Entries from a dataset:
= = =

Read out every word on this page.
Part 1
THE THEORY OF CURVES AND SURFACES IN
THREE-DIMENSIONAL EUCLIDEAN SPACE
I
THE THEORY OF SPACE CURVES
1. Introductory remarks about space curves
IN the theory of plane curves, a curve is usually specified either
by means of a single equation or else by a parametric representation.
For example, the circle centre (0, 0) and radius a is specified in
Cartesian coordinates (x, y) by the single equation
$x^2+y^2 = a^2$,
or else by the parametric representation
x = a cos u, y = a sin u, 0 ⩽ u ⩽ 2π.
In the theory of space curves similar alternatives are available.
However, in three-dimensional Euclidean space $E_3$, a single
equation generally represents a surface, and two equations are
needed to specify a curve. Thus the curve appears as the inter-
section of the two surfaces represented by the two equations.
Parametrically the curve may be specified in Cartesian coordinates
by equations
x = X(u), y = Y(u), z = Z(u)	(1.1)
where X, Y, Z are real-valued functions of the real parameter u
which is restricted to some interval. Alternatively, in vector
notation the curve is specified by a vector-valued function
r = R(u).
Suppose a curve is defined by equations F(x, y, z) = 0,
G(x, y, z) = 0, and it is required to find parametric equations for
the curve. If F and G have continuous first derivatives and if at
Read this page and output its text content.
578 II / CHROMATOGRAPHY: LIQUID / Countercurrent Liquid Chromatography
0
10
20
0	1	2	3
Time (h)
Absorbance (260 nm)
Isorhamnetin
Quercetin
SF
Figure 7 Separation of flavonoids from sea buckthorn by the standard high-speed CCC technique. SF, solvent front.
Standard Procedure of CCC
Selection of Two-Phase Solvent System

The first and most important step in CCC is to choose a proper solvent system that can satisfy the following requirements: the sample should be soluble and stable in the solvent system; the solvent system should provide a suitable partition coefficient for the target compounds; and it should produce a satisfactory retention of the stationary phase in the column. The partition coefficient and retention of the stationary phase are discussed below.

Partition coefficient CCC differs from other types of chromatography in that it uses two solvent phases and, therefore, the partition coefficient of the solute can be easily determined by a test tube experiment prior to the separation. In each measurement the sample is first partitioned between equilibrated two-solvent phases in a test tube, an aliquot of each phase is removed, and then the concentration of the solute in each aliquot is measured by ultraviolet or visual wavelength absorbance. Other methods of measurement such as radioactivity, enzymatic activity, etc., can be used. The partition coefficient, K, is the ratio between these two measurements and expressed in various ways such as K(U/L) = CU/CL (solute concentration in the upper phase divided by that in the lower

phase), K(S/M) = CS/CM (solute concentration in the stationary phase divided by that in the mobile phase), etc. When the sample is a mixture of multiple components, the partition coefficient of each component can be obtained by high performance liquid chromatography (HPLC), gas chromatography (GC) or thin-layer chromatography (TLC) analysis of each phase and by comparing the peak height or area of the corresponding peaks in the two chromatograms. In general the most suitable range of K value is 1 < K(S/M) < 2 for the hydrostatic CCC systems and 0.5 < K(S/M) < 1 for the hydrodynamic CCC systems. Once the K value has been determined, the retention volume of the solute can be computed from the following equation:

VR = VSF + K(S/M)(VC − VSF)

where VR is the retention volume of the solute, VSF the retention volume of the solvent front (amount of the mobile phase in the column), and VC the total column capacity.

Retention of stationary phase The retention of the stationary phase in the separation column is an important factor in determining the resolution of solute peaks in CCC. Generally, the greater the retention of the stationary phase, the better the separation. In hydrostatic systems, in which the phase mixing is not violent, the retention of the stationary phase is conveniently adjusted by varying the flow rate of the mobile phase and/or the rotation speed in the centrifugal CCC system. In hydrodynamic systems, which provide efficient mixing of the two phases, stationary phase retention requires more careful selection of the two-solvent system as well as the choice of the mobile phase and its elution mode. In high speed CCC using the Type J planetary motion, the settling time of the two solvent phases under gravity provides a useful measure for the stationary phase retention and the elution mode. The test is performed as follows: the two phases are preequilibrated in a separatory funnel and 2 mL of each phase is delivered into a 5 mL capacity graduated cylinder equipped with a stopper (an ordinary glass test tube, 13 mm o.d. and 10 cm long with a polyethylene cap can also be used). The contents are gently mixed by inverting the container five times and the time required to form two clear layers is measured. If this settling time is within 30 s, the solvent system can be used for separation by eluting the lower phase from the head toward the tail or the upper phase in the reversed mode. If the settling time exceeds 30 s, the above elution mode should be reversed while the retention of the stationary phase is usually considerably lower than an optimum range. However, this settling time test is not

= = =

_EXERCISE DESCRIPTION_: Where a line holds "coordinates", copy that line.

_OUTPUT_:
Cartesian coordinates (x, y) by the single equation
Parametrically the curve may be specified in Cartesian coordinates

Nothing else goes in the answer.